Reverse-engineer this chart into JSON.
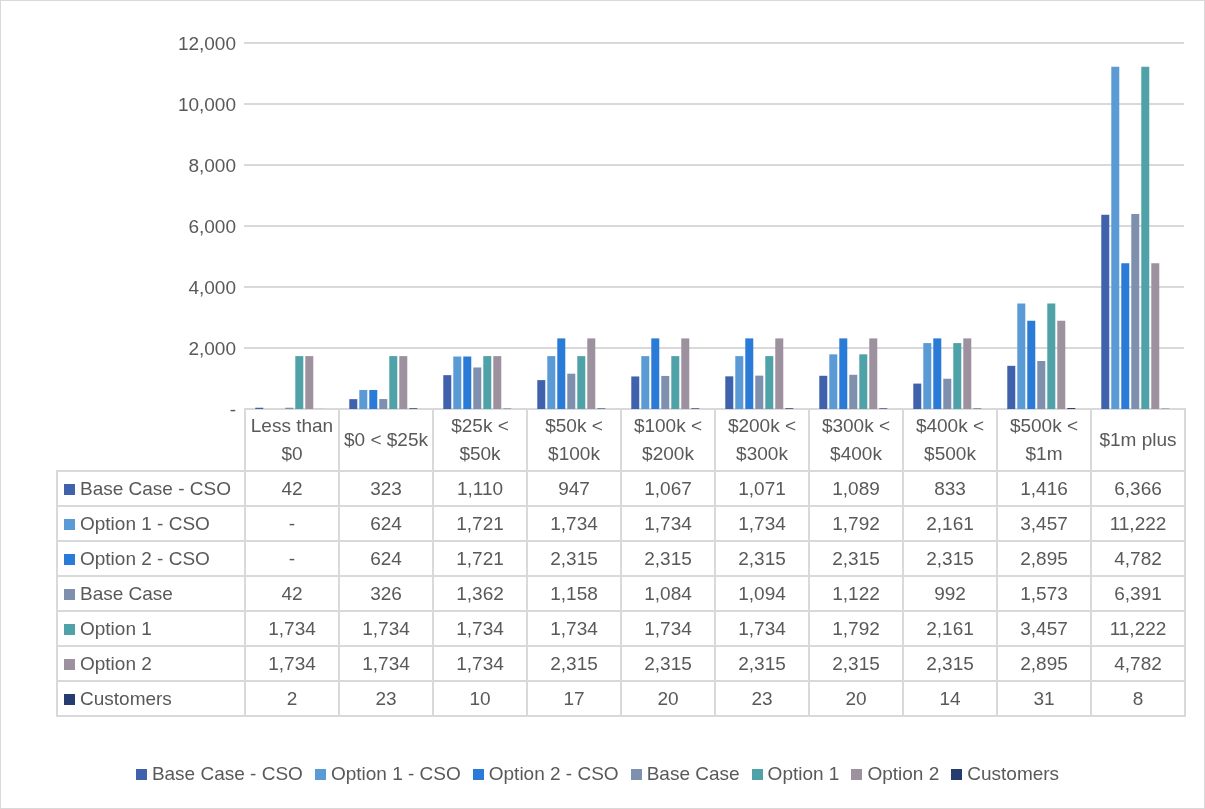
{
  "chart_data": {
    "type": "bar",
    "categories": [
      "Less than $0",
      "$0 < $25k",
      "$25k < $50k",
      "$50k < $100k",
      "$100k < $200k",
      "$200k < $300k",
      "$300k < $400k",
      "$400k < $500k",
      "$500k < $1m",
      "$1m plus"
    ],
    "series": [
      {
        "name": "Base Case - CSO",
        "color": "#4062ad",
        "values": [
          42,
          323,
          1110,
          947,
          1067,
          1071,
          1089,
          833,
          1416,
          6366
        ],
        "value_labels": [
          "42",
          "323",
          "1,110",
          "947",
          "1,067",
          "1,071",
          "1,089",
          "833",
          "1,416",
          "6,366"
        ]
      },
      {
        "name": "Option 1 - CSO",
        "color": "#5b9bd5",
        "values": [
          null,
          624,
          1721,
          1734,
          1734,
          1734,
          1792,
          2161,
          3457,
          11222
        ],
        "value_labels": [
          "-",
          "624",
          "1,721",
          "1,734",
          "1,734",
          "1,734",
          "1,792",
          "2,161",
          "3,457",
          "11,222"
        ]
      },
      {
        "name": "Option 2 - CSO",
        "color": "#2a7ad8",
        "values": [
          null,
          624,
          1721,
          2315,
          2315,
          2315,
          2315,
          2315,
          2895,
          4782
        ],
        "value_labels": [
          "-",
          "624",
          "1,721",
          "2,315",
          "2,315",
          "2,315",
          "2,315",
          "2,315",
          "2,895",
          "4,782"
        ]
      },
      {
        "name": "Base Case",
        "color": "#7f8fae",
        "values": [
          42,
          326,
          1362,
          1158,
          1084,
          1094,
          1122,
          992,
          1573,
          6391
        ],
        "value_labels": [
          "42",
          "326",
          "1,362",
          "1,158",
          "1,084",
          "1,094",
          "1,122",
          "992",
          "1,573",
          "6,391"
        ]
      },
      {
        "name": "Option 1",
        "color": "#4ea2a8",
        "values": [
          1734,
          1734,
          1734,
          1734,
          1734,
          1734,
          1792,
          2161,
          3457,
          11222
        ],
        "value_labels": [
          "1,734",
          "1,734",
          "1,734",
          "1,734",
          "1,734",
          "1,734",
          "1,792",
          "2,161",
          "3,457",
          "11,222"
        ]
      },
      {
        "name": "Option 2",
        "color": "#9d909f",
        "values": [
          1734,
          1734,
          1734,
          2315,
          2315,
          2315,
          2315,
          2315,
          2895,
          4782
        ],
        "value_labels": [
          "1,734",
          "1,734",
          "1,734",
          "2,315",
          "2,315",
          "2,315",
          "2,315",
          "2,315",
          "2,895",
          "4,782"
        ]
      },
      {
        "name": "Customers",
        "color": "#263b6e",
        "values": [
          2,
          23,
          10,
          17,
          20,
          23,
          20,
          14,
          31,
          8
        ],
        "value_labels": [
          "2",
          "23",
          "10",
          "17",
          "20",
          "23",
          "20",
          "14",
          "31",
          "8"
        ]
      }
    ],
    "ylim": [
      0,
      12000
    ],
    "yticks": [
      {
        "value": 0,
        "label": "-"
      },
      {
        "value": 2000,
        "label": "2,000"
      },
      {
        "value": 4000,
        "label": "4,000"
      },
      {
        "value": 6000,
        "label": "6,000"
      },
      {
        "value": 8000,
        "label": "8,000"
      },
      {
        "value": 10000,
        "label": "10,000"
      },
      {
        "value": 12000,
        "label": "12,000"
      }
    ],
    "grid": "y",
    "legend": "bottom"
  }
}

───

Extract, from the listing above, every line where the string "Option" occurs.

#### Output of the task
        "name": "Option 1 - CSO",
        "name": "Option 2 - CSO",
        "name": "Option 1",
        "name": "Option 2",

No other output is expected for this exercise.